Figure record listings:
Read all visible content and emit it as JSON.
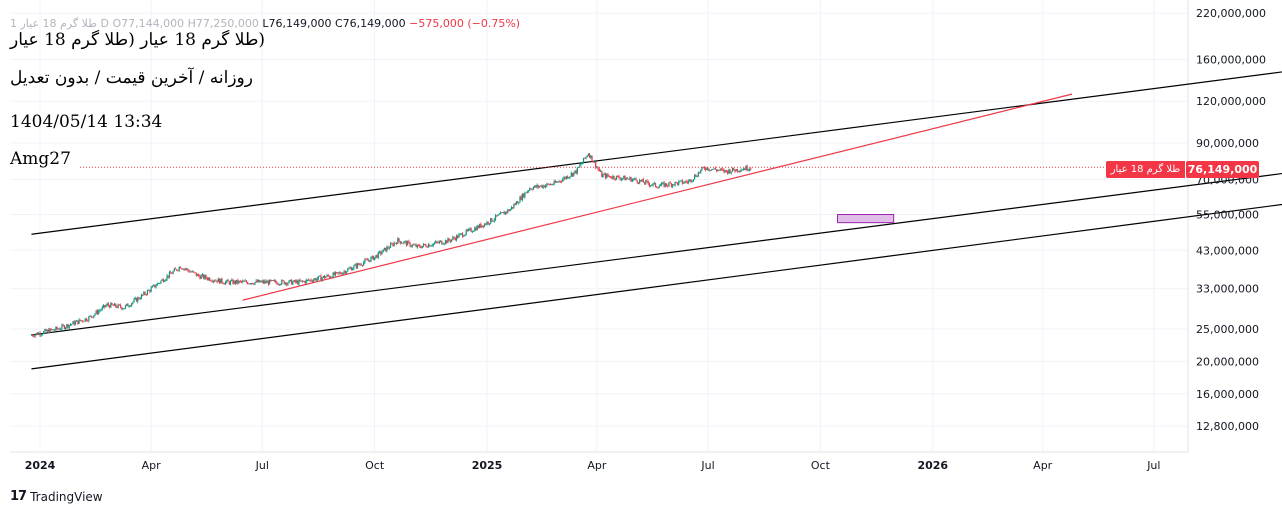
{
  "header": {
    "ghost_text": "طلا گرم 18 عیار 1  D  O77,144,000  H77,250,000",
    "low": "L76,149,000",
    "close": "C76,149,000",
    "change": "−575,000 (−0.75%)"
  },
  "notes": {
    "title": "(طلا گرم 18 عیار (طلا گرم 18 عیار",
    "subtitle": "روزانه / آخرین قیمت / بدون تعدیل",
    "datetime": "1404/05/14 13:34",
    "author": "Amg27"
  },
  "price_tag": {
    "value": "76,149,000",
    "symbol": "طلا گرم 18 عیار",
    "color": "#f23645"
  },
  "brand": {
    "logo": "17",
    "name": "TradingView"
  },
  "chart_data": {
    "type": "candlestick",
    "scale": "log",
    "y_ticks": [
      "220,000,000",
      "160,000,000",
      "120,000,000",
      "90,000,000",
      "70,000,000",
      "55,000,000",
      "43,000,000",
      "33,000,000",
      "25,000,000",
      "20,000,000",
      "16,000,000",
      "12,800,000"
    ],
    "x_ticks": [
      {
        "label": "2024",
        "bold": true
      },
      {
        "label": "Apr",
        "bold": false
      },
      {
        "label": "Jul",
        "bold": false
      },
      {
        "label": "Oct",
        "bold": false
      },
      {
        "label": "2025",
        "bold": true
      },
      {
        "label": "Apr",
        "bold": false
      },
      {
        "label": "Jul",
        "bold": false
      },
      {
        "label": "Oct",
        "bold": false
      },
      {
        "label": "2026",
        "bold": true
      },
      {
        "label": "Apr",
        "bold": false
      },
      {
        "label": "Jul",
        "bold": false
      }
    ],
    "price_path": [
      [
        "2023-12-25",
        24000000
      ],
      [
        "2024-01-15",
        25000000
      ],
      [
        "2024-02-10",
        27000000
      ],
      [
        "2024-02-25",
        29500000
      ],
      [
        "2024-03-10",
        29000000
      ],
      [
        "2024-03-25",
        31500000
      ],
      [
        "2024-04-10",
        35000000
      ],
      [
        "2024-04-25",
        38500000
      ],
      [
        "2024-05-10",
        36000000
      ],
      [
        "2024-06-01",
        34500000
      ],
      [
        "2024-07-01",
        34500000
      ],
      [
        "2024-08-01",
        34500000
      ],
      [
        "2024-09-01",
        36500000
      ],
      [
        "2024-10-01",
        41000000
      ],
      [
        "2024-10-20",
        46000000
      ],
      [
        "2024-11-05",
        44000000
      ],
      [
        "2024-12-01",
        46000000
      ],
      [
        "2025-01-01",
        52000000
      ],
      [
        "2025-01-20",
        57000000
      ],
      [
        "2025-02-05",
        66000000
      ],
      [
        "2025-02-25",
        68000000
      ],
      [
        "2025-03-15",
        74000000
      ],
      [
        "2025-03-25",
        84000000
      ],
      [
        "2025-04-05",
        72000000
      ],
      [
        "2025-05-01",
        70000000
      ],
      [
        "2025-05-20",
        67000000
      ],
      [
        "2025-06-15",
        69000000
      ],
      [
        "2025-06-28",
        76000000
      ],
      [
        "2025-07-15",
        74000000
      ],
      [
        "2025-08-05",
        76149000
      ]
    ],
    "last_price": 76149000,
    "trendlines": [
      {
        "name": "upper-channel",
        "color": "#000000",
        "from": [
          "2023-12-25",
          48000000
        ],
        "to": [
          "2026-10-15",
          147000000
        ]
      },
      {
        "name": "middle-channel",
        "color": "#000000",
        "from": [
          "2023-12-25",
          24000000
        ],
        "to": [
          "2026-10-15",
          73000000
        ]
      },
      {
        "name": "lower-channel",
        "color": "#000000",
        "from": [
          "2023-12-25",
          19000000
        ],
        "to": [
          "2026-10-15",
          59000000
        ]
      },
      {
        "name": "red-support",
        "color": "#f23645",
        "from": [
          "2024-06-15",
          30500000
        ],
        "to": [
          "2026-04-25",
          126000000
        ]
      }
    ],
    "highlight_box": {
      "from": [
        "2025-10-15",
        52000000
      ],
      "to": [
        "2025-11-30",
        55000000
      ],
      "fill": "#e1bee7",
      "stroke": "#9c27b0"
    },
    "colors": {
      "up": "#089981",
      "down": "#f23645",
      "grid": "#f0f3fa",
      "axis_text": "#131722"
    }
  }
}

GIVEN EXERCISE
Only lines holding the string "channel" are wanted; gather each one from the entries above.

RESULT
        "name": "upper-channel",
        "name": "middle-channel",
        "name": "lower-channel",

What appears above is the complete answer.